Dataset items:

-- Begin --

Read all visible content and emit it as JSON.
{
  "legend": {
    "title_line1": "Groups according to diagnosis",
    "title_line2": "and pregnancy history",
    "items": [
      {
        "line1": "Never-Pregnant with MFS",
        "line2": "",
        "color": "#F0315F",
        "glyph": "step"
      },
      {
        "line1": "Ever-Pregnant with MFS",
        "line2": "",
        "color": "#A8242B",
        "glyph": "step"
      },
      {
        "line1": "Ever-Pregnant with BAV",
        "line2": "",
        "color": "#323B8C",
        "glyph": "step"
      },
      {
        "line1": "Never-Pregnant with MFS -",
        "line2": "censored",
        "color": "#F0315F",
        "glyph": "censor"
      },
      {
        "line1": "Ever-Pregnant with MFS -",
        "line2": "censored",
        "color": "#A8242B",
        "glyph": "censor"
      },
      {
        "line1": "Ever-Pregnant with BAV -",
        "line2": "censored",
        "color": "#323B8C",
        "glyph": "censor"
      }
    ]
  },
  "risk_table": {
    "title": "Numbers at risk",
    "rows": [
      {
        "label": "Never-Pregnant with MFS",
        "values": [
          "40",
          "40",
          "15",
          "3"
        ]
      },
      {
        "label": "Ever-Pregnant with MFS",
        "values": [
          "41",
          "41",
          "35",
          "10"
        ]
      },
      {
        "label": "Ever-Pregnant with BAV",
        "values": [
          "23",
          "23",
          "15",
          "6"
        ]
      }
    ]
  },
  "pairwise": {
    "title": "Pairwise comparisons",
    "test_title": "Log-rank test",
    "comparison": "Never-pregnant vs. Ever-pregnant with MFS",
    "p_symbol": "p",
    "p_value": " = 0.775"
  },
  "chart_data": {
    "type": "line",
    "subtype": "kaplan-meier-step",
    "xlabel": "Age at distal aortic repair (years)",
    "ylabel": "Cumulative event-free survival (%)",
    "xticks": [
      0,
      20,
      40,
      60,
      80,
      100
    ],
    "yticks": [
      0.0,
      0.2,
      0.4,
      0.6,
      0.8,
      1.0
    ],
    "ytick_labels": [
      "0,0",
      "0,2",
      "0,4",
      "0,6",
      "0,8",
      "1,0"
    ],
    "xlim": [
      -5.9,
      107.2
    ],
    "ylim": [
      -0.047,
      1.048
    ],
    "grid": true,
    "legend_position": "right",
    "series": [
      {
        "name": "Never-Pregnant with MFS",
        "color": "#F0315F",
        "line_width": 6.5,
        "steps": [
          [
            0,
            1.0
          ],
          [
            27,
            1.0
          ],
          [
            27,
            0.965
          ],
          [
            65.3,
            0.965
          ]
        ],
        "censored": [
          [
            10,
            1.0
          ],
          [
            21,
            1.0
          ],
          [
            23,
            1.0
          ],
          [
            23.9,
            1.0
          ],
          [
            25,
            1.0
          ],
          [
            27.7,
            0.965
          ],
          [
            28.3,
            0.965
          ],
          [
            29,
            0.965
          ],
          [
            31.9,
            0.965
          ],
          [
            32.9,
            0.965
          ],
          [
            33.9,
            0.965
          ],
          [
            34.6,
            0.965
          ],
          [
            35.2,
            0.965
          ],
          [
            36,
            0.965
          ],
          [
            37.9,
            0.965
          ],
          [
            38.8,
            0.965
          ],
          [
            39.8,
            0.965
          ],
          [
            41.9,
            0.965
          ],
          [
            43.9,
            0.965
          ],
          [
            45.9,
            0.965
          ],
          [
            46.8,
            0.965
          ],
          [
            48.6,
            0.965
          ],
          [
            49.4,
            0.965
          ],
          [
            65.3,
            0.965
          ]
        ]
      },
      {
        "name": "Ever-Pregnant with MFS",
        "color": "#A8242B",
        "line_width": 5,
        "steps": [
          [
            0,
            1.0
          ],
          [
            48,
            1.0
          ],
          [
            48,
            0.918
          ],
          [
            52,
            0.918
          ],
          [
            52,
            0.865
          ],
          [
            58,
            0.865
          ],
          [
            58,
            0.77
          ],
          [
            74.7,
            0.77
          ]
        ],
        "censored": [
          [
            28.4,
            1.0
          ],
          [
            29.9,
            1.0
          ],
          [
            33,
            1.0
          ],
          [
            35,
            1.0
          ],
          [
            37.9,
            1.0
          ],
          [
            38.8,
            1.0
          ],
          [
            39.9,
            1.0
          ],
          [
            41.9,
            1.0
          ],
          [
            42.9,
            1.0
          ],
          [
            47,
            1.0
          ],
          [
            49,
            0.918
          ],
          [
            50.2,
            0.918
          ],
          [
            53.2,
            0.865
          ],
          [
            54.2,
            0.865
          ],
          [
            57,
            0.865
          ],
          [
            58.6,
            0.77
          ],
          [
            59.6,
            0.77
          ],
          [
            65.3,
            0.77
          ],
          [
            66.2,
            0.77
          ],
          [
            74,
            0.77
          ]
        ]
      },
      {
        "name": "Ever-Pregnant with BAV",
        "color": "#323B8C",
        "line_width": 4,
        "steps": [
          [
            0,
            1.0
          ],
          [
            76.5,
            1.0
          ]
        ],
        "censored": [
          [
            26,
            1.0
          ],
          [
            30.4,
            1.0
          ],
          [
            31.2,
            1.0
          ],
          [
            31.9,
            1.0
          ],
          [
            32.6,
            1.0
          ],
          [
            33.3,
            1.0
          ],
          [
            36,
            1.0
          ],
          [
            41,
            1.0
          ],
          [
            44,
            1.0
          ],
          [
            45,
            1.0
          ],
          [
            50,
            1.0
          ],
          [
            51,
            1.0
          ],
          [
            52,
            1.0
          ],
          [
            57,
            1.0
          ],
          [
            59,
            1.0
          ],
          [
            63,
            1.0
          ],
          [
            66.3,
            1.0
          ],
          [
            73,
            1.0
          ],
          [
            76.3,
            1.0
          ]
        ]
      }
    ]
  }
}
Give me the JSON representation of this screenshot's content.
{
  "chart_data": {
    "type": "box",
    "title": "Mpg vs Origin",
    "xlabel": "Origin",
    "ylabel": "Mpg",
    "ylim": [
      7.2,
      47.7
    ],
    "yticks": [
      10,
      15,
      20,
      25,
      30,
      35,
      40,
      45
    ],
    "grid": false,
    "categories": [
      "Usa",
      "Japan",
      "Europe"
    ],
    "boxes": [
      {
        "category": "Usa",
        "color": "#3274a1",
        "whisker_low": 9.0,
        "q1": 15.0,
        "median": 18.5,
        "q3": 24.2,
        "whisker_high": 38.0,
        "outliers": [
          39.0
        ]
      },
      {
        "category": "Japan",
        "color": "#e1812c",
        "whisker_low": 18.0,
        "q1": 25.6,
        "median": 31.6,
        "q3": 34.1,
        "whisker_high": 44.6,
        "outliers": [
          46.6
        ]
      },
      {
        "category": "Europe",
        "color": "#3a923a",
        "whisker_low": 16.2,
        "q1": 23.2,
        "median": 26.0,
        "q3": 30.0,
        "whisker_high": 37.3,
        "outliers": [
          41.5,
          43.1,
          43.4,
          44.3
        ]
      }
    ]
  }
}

-- End --

**WHAT YOU HAVE TO DO**
Please output every record, keeping each line exact.

**RESPONSE**
Read all visible content and emit it as JSON.
{
  "legend": {
    "title_line1": "Groups according to diagnosis",
    "title_line2": "and pregnancy history",
    "items": [
      {
        "line1": "Never-Pregnant with MFS",
        "line2": "",
        "color": "#F0315F",
        "glyph": "step"
      },
      {
        "line1": "Ever-Pregnant with MFS",
        "line2": "",
        "color": "#A8242B",
        "glyph": "step"
      },
      {
        "line1": "Ever-Pregnant with BAV",
        "line2": "",
        "color": "#323B8C",
        "glyph": "step"
      },
      {
        "line1": "Never-Pregnant with MFS -",
        "line2": "censored",
        "color": "#F0315F",
        "glyph": "censor"
      },
      {
        "line1": "Ever-Pregnant with MFS -",
        "line2": "censored",
        "color": "#A8242B",
        "glyph": "censor"
      },
      {
        "line1": "Ever-Pregnant with BAV -",
        "line2": "censored",
        "color": "#323B8C",
        "glyph": "censor"
      }
    ]
  },
  "risk_table": {
    "title": "Numbers at risk",
    "rows": [
      {
        "label": "Never-Pregnant with MFS",
        "values": [
          "40",
          "40",
          "15",
          "3"
        ]
      },
      {
        "label": "Ever-Pregnant with MFS",
        "values": [
          "41",
          "41",
          "35",
          "10"
        ]
      },
      {
        "label": "Ever-Pregnant with BAV",
        "values": [
          "23",
          "23",
          "15",
          "6"
        ]
      }
    ]
  },
  "pairwise": {
    "title": "Pairwise comparisons",
    "test_title": "Log-rank test",
    "comparison": "Never-pregnant vs. Ever-pregnant with MFS",
    "p_symbol": "p",
    "p_value": " = 0.775"
  },
  "chart_data": {
    "type": "line",
    "subtype": "kaplan-meier-step",
    "xlabel": "Age at distal aortic repair (years)",
    "ylabel": "Cumulative event-free survival (%)",
    "xticks": [
      0,
      20,
      40,
      60,
      80,
      100
    ],
    "yticks": [
      0.0,
      0.2,
      0.4,
      0.6,
      0.8,
      1.0
    ],
    "ytick_labels": [
      "0,0",
      "0,2",
      "0,4",
      "0,6",
      "0,8",
      "1,0"
    ],
    "xlim": [
      -5.9,
      107.2
    ],
    "ylim": [
      -0.047,
      1.048
    ],
    "grid": true,
    "legend_position": "right",
    "series": [
      {
        "name": "Never-Pregnant with MFS",
        "color": "#F0315F",
        "line_width": 6.5,
        "steps": [
          [
            0,
            1.0
          ],
          [
            27,
            1.0
          ],
          [
            27,
            0.965
          ],
          [
            65.3,
            0.965
          ]
        ],
        "censored": [
          [
            10,
            1.0
          ],
          [
            21,
            1.0
          ],
          [
            23,
            1.0
          ],
          [
            23.9,
            1.0
          ],
          [
            25,
            1.0
          ],
          [
            27.7,
            0.965
          ],
          [
            28.3,
            0.965
          ],
          [
            29,
            0.965
          ],
          [
            31.9,
            0.965
          ],
          [
            32.9,
            0.965
          ],
          [
            33.9,
            0.965
          ],
          [
            34.6,
            0.965
          ],
          [
            35.2,
            0.965
          ],
          [
            36,
            0.965
          ],
          [
            37.9,
            0.965
          ],
          [
            38.8,
            0.965
          ],
          [
            39.8,
            0.965
          ],
          [
            41.9,
            0.965
          ],
          [
            43.9,
            0.965
          ],
          [
            45.9,
            0.965
          ],
          [
            46.8,
            0.965
          ],
          [
            48.6,
            0.965
          ],
          [
            49.4,
            0.965
          ],
          [
            65.3,
            0.965
          ]
        ]
      },
      {
        "name": "Ever-Pregnant with MFS",
        "color": "#A8242B",
        "line_width": 5,
        "steps": [
          [
            0,
            1.0
          ],
          [
            48,
            1.0
          ],
          [
            48,
            0.918
          ],
          [
            52,
            0.918
          ],
          [
            52,
            0.865
          ],
          [
            58,
            0.865
          ],
          [
            58,
            0.77
          ],
          [
            74.7,
            0.77
          ]
        ],
        "censored": [
          [
            28.4,
            1.0
          ],
          [
            29.9,
            1.0
          ],
          [
            33,
            1.0
          ],
          [
            35,
            1.0
          ],
          [
            37.9,
            1.0
          ],
          [
            38.8,
            1.0
          ],
          [
            39.9,
            1.0
          ],
          [
            41.9,
            1.0
          ],
          [
            42.9,
            1.0
          ],
          [
            47,
            1.0
          ],
          [
            49,
            0.918
          ],
          [
            50.2,
            0.918
          ],
          [
            53.2,
            0.865
          ],
          [
            54.2,
            0.865
          ],
          [
            57,
            0.865
          ],
          [
            58.6,
            0.77
          ],
          [
            59.6,
            0.77
          ],
          [
            65.3,
            0.77
          ],
          [
            66.2,
            0.77
          ],
          [
            74,
            0.77
          ]
        ]
      },
      {
        "name": "Ever-Pregnant with BAV",
        "color": "#323B8C",
        "line_width": 4,
        "steps": [
          [
            0,
            1.0
          ],
          [
            76.5,
            1.0
          ]
        ],
        "censored": [
          [
            26,
            1.0
          ],
          [
            30.4,
            1.0
          ],
          [
            31.2,
            1.0
          ],
          [
            31.9,
            1.0
          ],
          [
            32.6,
            1.0
          ],
          [
            33.3,
            1.0
          ],
          [
            36,
            1.0
          ],
          [
            41,
            1.0
          ],
          [
            44,
            1.0
          ],
          [
            45,
            1.0
          ],
          [
            50,
            1.0
          ],
          [
            51,
            1.0
          ],
          [
            52,
            1.0
          ],
          [
            57,
            1.0
          ],
          [
            59,
            1.0
          ],
          [
            63,
            1.0
          ],
          [
            66.3,
            1.0
          ],
          [
            73,
            1.0
          ],
          [
            76.3,
            1.0
          ]
        ]
      }
    ]
  }
}
Give me the JSON representation of this screenshot's content.
{
  "chart_data": {
    "type": "box",
    "title": "Mpg vs Origin",
    "xlabel": "Origin",
    "ylabel": "Mpg",
    "ylim": [
      7.2,
      47.7
    ],
    "yticks": [
      10,
      15,
      20,
      25,
      30,
      35,
      40,
      45
    ],
    "grid": false,
    "categories": [
      "Usa",
      "Japan",
      "Europe"
    ],
    "boxes": [
      {
        "category": "Usa",
        "color": "#3274a1",
        "whisker_low": 9.0,
        "q1": 15.0,
        "median": 18.5,
        "q3": 24.2,
        "whisker_high": 38.0,
        "outliers": [
          39.0
        ]
      },
      {
        "category": "Japan",
        "color": "#e1812c",
        "whisker_low": 18.0,
        "q1": 25.6,
        "median": 31.6,
        "q3": 34.1,
        "whisker_high": 44.6,
        "outliers": [
          46.6
        ]
      },
      {
        "category": "Europe",
        "color": "#3a923a",
        "whisker_low": 16.2,
        "q1": 23.2,
        "median": 26.0,
        "q3": 30.0,
        "whisker_high": 37.3,
        "outliers": [
          41.5,
          43.1,
          43.4,
          44.3
        ]
      }
    ]
  }
}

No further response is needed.